_Task_
Gather up the lines that contain "باشند".

++++++++++++++++++++

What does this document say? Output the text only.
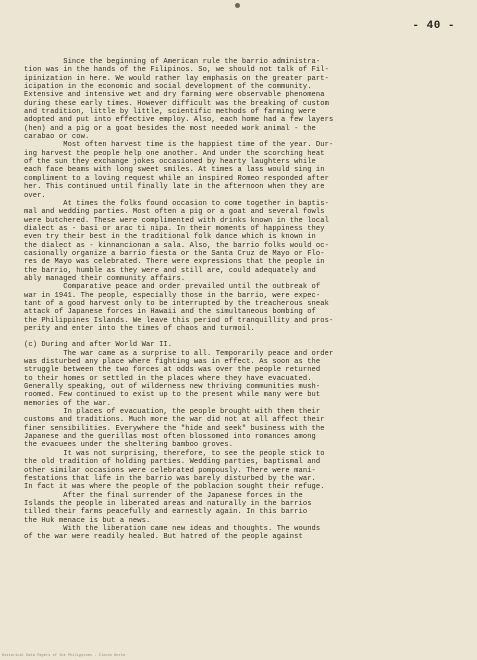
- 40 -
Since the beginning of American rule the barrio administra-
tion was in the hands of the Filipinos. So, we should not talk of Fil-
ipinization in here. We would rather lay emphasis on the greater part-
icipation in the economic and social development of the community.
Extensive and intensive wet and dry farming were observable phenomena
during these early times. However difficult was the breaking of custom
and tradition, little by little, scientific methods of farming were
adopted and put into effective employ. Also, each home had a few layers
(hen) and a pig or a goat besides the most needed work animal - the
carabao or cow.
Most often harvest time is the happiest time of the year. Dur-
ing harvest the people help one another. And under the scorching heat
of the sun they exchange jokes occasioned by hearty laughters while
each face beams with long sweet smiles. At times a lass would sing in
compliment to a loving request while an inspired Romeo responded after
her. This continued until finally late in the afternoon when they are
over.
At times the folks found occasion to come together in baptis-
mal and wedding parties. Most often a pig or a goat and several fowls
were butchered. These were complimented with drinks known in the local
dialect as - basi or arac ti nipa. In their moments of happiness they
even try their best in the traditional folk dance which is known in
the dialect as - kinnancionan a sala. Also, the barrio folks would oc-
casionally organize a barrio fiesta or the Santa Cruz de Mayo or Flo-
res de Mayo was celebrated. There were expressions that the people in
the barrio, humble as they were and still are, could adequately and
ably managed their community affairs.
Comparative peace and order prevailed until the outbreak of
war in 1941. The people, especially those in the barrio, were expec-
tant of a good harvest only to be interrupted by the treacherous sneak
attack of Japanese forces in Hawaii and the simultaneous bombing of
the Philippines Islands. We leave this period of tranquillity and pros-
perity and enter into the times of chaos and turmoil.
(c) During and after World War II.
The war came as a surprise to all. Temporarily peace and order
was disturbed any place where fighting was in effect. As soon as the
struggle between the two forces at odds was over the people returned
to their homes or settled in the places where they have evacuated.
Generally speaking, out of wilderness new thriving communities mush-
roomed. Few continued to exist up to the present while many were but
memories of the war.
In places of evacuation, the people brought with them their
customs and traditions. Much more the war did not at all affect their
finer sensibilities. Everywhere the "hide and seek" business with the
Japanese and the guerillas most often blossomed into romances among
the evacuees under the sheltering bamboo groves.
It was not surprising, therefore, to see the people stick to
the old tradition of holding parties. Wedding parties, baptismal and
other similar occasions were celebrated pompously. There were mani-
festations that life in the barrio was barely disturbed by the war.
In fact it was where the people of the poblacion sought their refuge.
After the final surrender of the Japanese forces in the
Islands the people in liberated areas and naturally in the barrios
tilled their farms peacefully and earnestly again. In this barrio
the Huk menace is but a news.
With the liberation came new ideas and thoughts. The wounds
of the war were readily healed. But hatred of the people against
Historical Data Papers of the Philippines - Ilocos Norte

++++++++++++++++++++

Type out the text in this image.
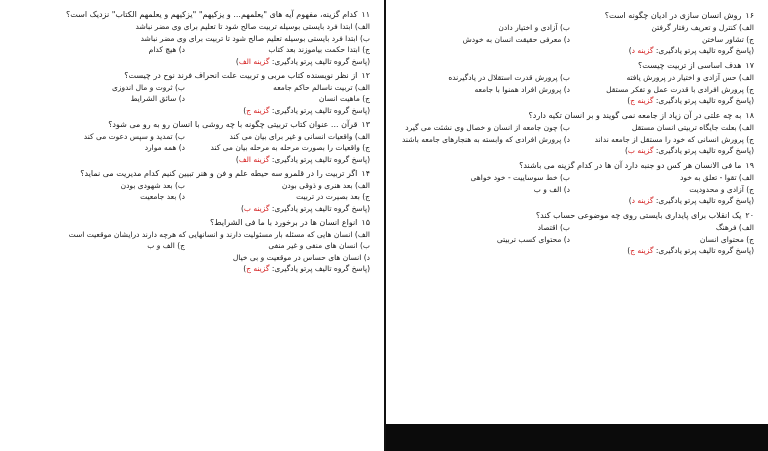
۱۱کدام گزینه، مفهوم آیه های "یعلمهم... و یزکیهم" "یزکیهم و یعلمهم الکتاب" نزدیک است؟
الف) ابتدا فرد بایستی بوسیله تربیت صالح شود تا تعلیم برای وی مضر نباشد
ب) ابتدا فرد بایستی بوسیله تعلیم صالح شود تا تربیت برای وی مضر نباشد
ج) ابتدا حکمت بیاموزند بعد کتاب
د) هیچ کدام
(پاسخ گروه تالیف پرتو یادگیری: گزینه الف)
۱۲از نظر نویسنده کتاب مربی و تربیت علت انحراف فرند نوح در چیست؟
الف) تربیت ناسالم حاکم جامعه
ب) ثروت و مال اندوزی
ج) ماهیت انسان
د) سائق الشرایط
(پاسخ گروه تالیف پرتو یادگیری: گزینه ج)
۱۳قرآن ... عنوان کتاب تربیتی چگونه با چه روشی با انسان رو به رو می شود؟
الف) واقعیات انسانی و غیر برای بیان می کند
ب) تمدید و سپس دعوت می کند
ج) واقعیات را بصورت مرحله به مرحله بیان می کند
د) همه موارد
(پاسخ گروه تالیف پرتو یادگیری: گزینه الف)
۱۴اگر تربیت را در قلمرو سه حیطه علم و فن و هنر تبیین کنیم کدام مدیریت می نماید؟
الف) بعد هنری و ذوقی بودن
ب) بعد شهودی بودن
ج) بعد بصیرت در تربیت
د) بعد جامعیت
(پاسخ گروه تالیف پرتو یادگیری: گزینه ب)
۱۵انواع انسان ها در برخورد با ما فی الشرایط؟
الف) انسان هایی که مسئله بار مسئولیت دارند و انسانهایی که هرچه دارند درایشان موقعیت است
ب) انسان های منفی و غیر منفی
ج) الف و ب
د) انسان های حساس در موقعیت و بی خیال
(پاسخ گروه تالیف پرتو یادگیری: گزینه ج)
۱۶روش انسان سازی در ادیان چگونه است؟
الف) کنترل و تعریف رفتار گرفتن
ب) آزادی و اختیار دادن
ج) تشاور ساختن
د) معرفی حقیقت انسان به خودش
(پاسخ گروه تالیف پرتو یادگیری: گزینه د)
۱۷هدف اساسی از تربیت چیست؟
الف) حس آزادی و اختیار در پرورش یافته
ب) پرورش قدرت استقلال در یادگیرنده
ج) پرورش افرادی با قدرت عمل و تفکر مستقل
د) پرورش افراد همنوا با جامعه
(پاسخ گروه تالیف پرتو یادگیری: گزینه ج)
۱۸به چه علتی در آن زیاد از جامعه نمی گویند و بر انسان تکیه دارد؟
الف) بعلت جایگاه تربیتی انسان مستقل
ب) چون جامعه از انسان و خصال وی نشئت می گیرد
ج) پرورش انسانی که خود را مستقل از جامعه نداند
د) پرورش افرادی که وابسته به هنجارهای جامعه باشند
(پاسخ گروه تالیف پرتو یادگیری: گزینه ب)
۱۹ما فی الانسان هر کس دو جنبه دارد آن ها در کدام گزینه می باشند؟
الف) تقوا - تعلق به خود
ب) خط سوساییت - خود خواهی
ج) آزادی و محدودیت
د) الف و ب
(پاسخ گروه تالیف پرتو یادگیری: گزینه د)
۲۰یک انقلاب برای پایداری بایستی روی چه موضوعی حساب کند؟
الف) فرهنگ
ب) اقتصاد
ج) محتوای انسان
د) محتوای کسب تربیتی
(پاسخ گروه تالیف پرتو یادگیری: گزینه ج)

++++++++++++++++++++

_Result for this task_
د) پرورش افرادی که وابسته به هنجارهای جامعه باشند
۱۹ما فی الانسان هر کس دو جنبه دارد آن ها در کدام گزینه می باشند؟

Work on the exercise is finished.